**Your objective:**
Extract the complete listing and output it unchanged.

**Data for this exercise:**
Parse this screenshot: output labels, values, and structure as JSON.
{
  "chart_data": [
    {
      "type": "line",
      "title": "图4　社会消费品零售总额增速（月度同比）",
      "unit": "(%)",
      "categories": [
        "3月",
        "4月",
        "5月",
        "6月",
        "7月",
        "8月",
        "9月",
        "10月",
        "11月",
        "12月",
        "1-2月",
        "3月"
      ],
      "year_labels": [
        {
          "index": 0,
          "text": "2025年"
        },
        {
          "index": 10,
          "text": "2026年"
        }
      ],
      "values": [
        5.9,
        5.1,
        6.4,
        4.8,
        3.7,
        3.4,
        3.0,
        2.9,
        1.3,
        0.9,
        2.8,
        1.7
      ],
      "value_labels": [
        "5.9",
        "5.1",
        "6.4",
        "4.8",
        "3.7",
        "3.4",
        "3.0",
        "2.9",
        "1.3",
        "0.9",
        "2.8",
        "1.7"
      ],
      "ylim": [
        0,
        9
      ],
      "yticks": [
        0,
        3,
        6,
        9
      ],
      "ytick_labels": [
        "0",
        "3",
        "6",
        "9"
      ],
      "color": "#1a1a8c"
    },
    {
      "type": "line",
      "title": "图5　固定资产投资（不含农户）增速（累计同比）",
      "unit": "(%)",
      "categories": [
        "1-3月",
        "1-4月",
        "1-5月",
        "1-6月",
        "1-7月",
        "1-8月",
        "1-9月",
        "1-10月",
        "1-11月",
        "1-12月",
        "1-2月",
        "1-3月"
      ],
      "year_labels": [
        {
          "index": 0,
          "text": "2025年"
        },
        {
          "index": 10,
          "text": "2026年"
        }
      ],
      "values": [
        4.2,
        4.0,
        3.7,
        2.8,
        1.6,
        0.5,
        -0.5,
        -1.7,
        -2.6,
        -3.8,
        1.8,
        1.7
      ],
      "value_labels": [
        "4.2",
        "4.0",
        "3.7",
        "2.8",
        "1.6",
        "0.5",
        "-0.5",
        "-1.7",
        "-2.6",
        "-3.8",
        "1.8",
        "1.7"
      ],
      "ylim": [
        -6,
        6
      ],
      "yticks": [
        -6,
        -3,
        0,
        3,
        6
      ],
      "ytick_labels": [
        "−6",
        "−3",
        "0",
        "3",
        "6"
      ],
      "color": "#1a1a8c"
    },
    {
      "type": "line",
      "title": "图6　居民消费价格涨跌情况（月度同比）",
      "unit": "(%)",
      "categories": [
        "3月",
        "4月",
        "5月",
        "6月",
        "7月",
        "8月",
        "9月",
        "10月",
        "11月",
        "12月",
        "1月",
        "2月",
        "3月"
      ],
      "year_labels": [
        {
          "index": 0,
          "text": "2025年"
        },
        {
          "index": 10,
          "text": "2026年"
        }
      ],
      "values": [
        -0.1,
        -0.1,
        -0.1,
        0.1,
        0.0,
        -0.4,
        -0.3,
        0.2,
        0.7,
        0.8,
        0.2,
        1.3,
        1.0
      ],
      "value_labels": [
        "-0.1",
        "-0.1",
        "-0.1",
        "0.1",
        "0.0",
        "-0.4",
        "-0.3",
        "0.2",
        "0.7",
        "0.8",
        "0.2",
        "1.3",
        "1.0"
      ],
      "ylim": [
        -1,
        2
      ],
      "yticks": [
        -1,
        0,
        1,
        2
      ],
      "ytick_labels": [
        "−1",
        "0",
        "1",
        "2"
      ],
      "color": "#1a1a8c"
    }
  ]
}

**Complete output:**
Parse this screenshot: output labels, values, and structure as JSON.
{
  "chart_data": [
    {
      "type": "line",
      "title": "图4　社会消费品零售总额增速（月度同比）",
      "unit": "(%)",
      "categories": [
        "3月",
        "4月",
        "5月",
        "6月",
        "7月",
        "8月",
        "9月",
        "10月",
        "11月",
        "12月",
        "1-2月",
        "3月"
      ],
      "year_labels": [
        {
          "index": 0,
          "text": "2025年"
        },
        {
          "index": 10,
          "text": "2026年"
        }
      ],
      "values": [
        5.9,
        5.1,
        6.4,
        4.8,
        3.7,
        3.4,
        3.0,
        2.9,
        1.3,
        0.9,
        2.8,
        1.7
      ],
      "value_labels": [
        "5.9",
        "5.1",
        "6.4",
        "4.8",
        "3.7",
        "3.4",
        "3.0",
        "2.9",
        "1.3",
        "0.9",
        "2.8",
        "1.7"
      ],
      "ylim": [
        0,
        9
      ],
      "yticks": [
        0,
        3,
        6,
        9
      ],
      "ytick_labels": [
        "0",
        "3",
        "6",
        "9"
      ],
      "color": "#1a1a8c"
    },
    {
      "type": "line",
      "title": "图5　固定资产投资（不含农户）增速（累计同比）",
      "unit": "(%)",
      "categories": [
        "1-3月",
        "1-4月",
        "1-5月",
        "1-6月",
        "1-7月",
        "1-8月",
        "1-9月",
        "1-10月",
        "1-11月",
        "1-12月",
        "1-2月",
        "1-3月"
      ],
      "year_labels": [
        {
          "index": 0,
          "text": "2025年"
        },
        {
          "index": 10,
          "text": "2026年"
        }
      ],
      "values": [
        4.2,
        4.0,
        3.7,
        2.8,
        1.6,
        0.5,
        -0.5,
        -1.7,
        -2.6,
        -3.8,
        1.8,
        1.7
      ],
      "value_labels": [
        "4.2",
        "4.0",
        "3.7",
        "2.8",
        "1.6",
        "0.5",
        "-0.5",
        "-1.7",
        "-2.6",
        "-3.8",
        "1.8",
        "1.7"
      ],
      "ylim": [
        -6,
        6
      ],
      "yticks": [
        -6,
        -3,
        0,
        3,
        6
      ],
      "ytick_labels": [
        "−6",
        "−3",
        "0",
        "3",
        "6"
      ],
      "color": "#1a1a8c"
    },
    {
      "type": "line",
      "title": "图6　居民消费价格涨跌情况（月度同比）",
      "unit": "(%)",
      "categories": [
        "3月",
        "4月",
        "5月",
        "6月",
        "7月",
        "8月",
        "9月",
        "10月",
        "11月",
        "12月",
        "1月",
        "2月",
        "3月"
      ],
      "year_labels": [
        {
          "index": 0,
          "text": "2025年"
        },
        {
          "index": 10,
          "text": "2026年"
        }
      ],
      "values": [
        -0.1,
        -0.1,
        -0.1,
        0.1,
        0.0,
        -0.4,
        -0.3,
        0.2,
        0.7,
        0.8,
        0.2,
        1.3,
        1.0
      ],
      "value_labels": [
        "-0.1",
        "-0.1",
        "-0.1",
        "0.1",
        "0.0",
        "-0.4",
        "-0.3",
        "0.2",
        "0.7",
        "0.8",
        "0.2",
        "1.3",
        "1.0"
      ],
      "ylim": [
        -1,
        2
      ],
      "yticks": [
        -1,
        0,
        1,
        2
      ],
      "ytick_labels": [
        "−1",
        "0",
        "1",
        "2"
      ],
      "color": "#1a1a8c"
    }
  ]
}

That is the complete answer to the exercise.